Goal of the exercise –
In the data below, find every line with the string "Accepted" and pull it out.

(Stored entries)
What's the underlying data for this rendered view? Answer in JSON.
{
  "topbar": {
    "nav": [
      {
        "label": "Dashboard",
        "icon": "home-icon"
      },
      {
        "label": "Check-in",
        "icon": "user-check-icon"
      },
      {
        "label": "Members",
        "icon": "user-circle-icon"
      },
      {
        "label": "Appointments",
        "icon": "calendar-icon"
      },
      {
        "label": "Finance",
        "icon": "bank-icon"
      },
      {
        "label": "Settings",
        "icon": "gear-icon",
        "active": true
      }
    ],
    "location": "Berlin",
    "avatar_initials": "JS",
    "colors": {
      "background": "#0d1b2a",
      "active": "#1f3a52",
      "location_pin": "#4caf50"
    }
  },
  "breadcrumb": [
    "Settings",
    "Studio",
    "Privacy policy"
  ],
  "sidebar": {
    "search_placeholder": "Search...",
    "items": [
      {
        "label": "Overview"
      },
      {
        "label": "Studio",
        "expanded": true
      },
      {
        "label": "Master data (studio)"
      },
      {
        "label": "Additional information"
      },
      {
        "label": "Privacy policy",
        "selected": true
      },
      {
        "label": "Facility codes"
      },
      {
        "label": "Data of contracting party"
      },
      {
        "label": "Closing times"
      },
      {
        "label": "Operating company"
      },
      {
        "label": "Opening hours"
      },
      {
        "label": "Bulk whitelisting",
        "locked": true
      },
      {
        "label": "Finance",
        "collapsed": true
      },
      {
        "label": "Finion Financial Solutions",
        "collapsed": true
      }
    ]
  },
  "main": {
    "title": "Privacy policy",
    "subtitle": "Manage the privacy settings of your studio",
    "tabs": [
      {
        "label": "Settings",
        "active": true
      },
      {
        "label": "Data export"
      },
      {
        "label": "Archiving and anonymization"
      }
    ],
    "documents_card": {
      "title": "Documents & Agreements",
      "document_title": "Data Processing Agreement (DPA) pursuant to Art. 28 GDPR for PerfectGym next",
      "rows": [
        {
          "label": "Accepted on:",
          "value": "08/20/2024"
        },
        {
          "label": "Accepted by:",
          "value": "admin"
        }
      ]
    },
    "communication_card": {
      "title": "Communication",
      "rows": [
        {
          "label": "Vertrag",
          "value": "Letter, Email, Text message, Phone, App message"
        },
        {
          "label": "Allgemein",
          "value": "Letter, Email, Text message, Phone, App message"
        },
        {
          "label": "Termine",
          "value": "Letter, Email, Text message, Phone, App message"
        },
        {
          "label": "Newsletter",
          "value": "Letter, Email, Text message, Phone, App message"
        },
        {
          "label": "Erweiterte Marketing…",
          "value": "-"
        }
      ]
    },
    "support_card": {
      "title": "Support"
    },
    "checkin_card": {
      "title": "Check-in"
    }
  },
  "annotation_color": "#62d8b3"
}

Task solution –
          "label": "Accepted on:",
          "label": "Accepted by:",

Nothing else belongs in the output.